| Stated task A |
In the records, switch "locked" to "secured" in everything from the start down to the line containing "bullet-icon: • bbox=[212, 563, 222, 580]". Return only those lines, with all else unchanged.

After completion of the main survey of 1500 square degrees, the whole survey area will be imaged once more in g-band. The observational set-up of this repeat pass is the same as for the main survey observations in g, with the additional requirement that it should provide at least a 2 year baseline over the whole survey area. With the average g-band seeing of 0.8′′ this will allow for proper motion measurements with accuracies of 40 mas yr − 1 and better for sources detected at signal-to-noise of 10 [16].

2.3 Scientific goals

The central science case for KiDS and VIKING is mapping the matter distribution in the universe through weak gravitational lensing and photometric redshift measurements. However, the enormous data set that KiDS will deliver, will have many more possible applications. The main research topics that the KiDS team members will explore are outlined below.

| Extracted material |
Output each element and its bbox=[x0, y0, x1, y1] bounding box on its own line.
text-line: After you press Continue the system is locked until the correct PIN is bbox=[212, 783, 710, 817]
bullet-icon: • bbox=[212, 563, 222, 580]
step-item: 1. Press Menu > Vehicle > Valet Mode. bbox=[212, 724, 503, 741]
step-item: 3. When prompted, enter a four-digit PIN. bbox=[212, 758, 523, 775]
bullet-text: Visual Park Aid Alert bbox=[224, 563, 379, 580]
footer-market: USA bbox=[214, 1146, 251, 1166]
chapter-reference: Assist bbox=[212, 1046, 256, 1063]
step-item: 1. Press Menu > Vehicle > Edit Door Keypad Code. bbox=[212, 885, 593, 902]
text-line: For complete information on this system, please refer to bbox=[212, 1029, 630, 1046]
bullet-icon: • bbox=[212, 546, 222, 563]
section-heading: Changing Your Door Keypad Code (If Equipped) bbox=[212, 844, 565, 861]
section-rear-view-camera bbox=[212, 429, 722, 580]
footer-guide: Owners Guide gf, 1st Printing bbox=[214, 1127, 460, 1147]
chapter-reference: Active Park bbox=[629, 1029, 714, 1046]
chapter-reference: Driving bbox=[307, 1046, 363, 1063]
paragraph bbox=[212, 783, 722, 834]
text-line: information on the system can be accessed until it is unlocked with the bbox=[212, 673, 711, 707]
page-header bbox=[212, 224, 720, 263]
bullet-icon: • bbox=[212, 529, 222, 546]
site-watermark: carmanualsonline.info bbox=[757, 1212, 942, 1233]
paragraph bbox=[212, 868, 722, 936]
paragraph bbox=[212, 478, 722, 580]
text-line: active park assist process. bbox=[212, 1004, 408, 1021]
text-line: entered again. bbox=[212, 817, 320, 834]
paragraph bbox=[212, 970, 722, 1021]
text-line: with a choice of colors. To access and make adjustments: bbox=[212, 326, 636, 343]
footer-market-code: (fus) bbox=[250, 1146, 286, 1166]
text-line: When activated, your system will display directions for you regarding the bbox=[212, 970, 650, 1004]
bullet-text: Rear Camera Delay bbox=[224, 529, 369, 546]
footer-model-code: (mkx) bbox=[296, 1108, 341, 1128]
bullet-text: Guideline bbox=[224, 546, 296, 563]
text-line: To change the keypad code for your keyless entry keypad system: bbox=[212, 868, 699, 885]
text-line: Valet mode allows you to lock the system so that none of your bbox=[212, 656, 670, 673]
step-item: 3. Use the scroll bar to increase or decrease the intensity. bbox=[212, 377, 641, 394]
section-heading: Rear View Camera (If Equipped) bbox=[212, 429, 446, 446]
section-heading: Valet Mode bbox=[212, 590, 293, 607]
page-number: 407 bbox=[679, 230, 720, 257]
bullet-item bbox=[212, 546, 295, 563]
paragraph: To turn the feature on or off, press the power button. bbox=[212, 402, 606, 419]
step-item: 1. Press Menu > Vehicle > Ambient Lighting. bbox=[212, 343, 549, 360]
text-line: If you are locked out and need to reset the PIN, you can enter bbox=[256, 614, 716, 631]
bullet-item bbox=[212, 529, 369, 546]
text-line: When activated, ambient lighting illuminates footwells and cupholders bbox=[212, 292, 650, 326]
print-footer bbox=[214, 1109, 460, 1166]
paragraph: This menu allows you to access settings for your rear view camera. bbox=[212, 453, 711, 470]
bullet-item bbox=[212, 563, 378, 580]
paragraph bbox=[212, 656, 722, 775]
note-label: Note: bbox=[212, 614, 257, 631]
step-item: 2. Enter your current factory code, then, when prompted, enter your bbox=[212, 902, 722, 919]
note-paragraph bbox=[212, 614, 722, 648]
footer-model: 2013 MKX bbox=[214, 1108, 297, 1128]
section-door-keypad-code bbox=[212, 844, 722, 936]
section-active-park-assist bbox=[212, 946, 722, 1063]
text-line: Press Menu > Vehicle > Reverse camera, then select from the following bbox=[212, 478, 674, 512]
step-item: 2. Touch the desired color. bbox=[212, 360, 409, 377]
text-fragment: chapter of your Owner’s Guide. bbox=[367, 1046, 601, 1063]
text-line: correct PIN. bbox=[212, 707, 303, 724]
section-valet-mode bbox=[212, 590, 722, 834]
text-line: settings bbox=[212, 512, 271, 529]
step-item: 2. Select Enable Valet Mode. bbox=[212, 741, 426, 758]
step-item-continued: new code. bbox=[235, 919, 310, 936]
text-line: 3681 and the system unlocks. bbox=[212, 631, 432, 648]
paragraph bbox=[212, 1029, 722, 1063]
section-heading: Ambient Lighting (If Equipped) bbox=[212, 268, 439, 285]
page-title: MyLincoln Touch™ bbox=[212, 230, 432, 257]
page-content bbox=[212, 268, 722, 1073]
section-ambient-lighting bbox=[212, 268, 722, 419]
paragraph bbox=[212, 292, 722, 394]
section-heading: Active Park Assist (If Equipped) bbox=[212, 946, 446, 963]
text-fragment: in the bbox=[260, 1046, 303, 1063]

| Stated task B |
According to the survey text, what baseline must the g-band repeat pass provide over the whole survey area?

| Expected output A |
Output each element and its bbox=[x0, y0, x1, y1] bounding box on its own line.
text-line: After you press Continue the system is secured until the correct PIN is bbox=[212, 783, 710, 817]
bullet-icon: • bbox=[212, 563, 222, 580]

| Expected output B |
At least a 2 year baseline.